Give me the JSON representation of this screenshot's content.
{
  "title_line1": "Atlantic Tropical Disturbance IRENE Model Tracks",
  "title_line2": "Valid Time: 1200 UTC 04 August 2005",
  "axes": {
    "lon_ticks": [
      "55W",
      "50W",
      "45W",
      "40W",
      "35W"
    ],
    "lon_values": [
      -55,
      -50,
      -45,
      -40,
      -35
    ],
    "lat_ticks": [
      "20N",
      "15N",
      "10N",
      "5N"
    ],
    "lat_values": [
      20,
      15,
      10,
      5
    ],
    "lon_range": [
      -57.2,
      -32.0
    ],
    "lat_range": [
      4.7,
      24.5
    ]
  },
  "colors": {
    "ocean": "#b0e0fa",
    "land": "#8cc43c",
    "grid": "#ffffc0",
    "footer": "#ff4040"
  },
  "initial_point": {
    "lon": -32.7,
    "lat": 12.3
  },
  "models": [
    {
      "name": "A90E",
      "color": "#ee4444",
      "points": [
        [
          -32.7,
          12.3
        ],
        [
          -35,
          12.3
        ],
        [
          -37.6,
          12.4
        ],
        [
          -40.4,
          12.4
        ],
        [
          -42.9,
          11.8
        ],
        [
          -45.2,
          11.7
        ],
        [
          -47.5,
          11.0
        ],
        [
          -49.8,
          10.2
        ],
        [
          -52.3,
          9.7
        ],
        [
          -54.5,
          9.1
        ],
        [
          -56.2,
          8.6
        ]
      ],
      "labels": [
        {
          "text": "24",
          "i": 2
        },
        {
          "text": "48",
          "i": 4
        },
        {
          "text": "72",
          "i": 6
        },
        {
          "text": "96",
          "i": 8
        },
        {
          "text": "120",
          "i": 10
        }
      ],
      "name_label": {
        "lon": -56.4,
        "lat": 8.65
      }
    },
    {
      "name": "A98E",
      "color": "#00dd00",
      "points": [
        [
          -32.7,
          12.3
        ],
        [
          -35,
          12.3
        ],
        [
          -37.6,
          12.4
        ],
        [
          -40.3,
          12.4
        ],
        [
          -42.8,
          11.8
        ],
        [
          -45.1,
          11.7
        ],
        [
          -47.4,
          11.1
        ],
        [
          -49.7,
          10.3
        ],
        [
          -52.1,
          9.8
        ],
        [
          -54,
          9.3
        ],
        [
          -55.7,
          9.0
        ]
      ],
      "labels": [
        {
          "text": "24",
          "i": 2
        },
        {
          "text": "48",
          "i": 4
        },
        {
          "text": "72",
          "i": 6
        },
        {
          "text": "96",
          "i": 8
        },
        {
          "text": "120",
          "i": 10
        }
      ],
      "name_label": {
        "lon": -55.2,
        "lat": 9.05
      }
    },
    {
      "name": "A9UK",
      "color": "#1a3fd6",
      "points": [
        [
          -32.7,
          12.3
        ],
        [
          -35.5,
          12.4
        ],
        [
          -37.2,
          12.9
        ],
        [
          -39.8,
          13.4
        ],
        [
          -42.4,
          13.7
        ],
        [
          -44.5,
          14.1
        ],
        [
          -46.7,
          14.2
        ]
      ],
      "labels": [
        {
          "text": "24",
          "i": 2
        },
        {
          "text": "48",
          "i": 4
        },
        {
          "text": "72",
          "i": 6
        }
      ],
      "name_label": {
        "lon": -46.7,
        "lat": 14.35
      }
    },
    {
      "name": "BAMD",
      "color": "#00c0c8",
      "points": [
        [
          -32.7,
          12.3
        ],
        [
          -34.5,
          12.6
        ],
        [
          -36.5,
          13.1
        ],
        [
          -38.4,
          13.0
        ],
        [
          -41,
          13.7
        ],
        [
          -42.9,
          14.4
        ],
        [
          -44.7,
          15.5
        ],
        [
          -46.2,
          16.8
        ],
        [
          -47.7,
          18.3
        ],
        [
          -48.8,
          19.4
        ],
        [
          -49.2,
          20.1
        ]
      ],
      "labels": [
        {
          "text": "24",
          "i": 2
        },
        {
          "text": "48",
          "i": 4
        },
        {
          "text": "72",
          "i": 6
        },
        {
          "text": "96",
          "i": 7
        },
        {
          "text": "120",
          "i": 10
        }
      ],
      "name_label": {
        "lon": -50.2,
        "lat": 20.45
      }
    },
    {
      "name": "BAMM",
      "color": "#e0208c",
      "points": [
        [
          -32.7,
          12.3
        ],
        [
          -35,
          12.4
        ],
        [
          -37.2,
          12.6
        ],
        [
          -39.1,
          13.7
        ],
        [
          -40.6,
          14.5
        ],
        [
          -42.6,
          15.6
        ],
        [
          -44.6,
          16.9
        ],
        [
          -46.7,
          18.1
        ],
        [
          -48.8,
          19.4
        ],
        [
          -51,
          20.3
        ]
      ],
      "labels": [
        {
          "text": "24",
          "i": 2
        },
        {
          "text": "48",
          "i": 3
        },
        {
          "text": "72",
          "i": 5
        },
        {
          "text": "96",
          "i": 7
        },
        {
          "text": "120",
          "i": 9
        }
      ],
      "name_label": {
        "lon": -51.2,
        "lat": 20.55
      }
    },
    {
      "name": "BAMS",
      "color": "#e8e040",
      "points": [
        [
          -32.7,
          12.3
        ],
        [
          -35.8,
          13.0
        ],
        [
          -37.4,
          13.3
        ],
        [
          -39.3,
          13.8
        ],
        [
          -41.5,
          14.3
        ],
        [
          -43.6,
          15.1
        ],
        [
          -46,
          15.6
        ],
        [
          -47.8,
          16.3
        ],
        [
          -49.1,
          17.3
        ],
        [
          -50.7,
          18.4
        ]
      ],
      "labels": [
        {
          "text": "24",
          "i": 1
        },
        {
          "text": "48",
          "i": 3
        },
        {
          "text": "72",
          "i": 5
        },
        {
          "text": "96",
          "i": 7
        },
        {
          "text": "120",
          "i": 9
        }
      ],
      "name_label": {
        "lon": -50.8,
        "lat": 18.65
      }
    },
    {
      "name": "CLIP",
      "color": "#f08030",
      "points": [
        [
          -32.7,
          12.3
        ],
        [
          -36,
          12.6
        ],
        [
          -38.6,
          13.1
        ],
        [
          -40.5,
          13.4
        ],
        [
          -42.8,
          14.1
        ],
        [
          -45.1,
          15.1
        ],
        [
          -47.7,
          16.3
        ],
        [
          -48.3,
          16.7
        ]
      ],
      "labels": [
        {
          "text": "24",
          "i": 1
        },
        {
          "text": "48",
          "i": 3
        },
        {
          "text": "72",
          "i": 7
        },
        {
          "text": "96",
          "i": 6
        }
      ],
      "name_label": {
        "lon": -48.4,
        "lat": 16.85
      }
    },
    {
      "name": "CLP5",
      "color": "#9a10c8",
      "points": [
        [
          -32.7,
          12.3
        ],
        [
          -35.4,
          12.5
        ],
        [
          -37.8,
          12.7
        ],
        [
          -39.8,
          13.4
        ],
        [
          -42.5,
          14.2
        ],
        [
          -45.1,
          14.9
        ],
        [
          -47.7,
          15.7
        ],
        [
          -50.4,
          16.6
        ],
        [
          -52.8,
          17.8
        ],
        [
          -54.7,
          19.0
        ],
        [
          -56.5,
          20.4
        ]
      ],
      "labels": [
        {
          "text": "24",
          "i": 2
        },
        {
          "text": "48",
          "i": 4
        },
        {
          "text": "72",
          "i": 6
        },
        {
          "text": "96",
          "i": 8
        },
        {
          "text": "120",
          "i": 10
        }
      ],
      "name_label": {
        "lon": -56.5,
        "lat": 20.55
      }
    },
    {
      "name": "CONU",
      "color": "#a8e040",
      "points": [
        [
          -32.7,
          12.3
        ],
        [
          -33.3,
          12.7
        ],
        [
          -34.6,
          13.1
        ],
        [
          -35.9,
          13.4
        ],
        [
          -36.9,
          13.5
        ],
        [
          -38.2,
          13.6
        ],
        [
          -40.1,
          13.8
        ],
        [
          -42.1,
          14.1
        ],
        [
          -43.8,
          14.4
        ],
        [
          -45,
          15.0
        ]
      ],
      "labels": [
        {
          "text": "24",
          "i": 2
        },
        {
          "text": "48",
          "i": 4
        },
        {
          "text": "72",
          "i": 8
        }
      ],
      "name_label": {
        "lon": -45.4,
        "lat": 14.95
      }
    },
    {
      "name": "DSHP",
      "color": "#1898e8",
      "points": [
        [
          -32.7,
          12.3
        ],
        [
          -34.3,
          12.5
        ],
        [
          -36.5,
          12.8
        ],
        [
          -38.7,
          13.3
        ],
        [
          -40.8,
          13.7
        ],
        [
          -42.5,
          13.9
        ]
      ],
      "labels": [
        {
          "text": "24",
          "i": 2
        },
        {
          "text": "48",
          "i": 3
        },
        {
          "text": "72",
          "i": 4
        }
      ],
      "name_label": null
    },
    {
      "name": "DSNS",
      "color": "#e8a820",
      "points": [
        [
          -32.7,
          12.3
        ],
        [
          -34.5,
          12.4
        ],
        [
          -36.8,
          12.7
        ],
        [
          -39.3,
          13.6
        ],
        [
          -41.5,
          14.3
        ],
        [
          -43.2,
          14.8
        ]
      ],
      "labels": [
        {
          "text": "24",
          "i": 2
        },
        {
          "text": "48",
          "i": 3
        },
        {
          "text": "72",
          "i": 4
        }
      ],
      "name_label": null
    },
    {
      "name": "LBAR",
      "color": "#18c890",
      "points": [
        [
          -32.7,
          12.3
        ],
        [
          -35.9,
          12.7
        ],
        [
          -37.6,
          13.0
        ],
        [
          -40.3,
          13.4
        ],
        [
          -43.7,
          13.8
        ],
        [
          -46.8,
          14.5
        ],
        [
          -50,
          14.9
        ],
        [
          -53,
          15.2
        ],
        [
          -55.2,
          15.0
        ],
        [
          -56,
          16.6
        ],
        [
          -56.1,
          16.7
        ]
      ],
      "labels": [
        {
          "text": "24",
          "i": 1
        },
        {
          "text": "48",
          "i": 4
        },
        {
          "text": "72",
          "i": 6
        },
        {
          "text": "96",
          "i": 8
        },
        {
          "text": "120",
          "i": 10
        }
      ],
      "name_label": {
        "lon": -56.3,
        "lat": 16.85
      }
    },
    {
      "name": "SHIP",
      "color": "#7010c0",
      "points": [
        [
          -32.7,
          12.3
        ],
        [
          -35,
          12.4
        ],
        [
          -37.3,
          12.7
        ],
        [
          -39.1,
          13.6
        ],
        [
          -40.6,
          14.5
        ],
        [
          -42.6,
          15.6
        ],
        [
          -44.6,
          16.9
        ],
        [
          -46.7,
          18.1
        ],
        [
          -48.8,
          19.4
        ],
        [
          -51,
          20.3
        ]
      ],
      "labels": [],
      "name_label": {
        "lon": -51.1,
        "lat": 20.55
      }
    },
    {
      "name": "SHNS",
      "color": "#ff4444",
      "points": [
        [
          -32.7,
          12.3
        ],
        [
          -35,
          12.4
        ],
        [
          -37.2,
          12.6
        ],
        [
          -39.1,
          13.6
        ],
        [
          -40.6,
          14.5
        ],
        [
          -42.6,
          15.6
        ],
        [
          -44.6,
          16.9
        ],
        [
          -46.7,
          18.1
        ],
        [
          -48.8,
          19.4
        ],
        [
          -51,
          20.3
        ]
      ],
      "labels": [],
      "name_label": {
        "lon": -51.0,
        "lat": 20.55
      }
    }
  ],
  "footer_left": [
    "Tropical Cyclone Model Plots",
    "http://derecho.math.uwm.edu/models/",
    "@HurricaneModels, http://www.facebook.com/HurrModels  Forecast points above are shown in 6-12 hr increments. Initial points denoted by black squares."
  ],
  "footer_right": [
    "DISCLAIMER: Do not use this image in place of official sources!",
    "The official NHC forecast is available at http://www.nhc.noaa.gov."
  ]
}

Task statement> Gather every line from the listing above in which "official" appears, and copy those lines.

Solution for this exercise>
    "DISCLAIMER: Do not use this image in place of official sources!",
    "The official NHC forecast is available at http://www.nhc.noaa.gov."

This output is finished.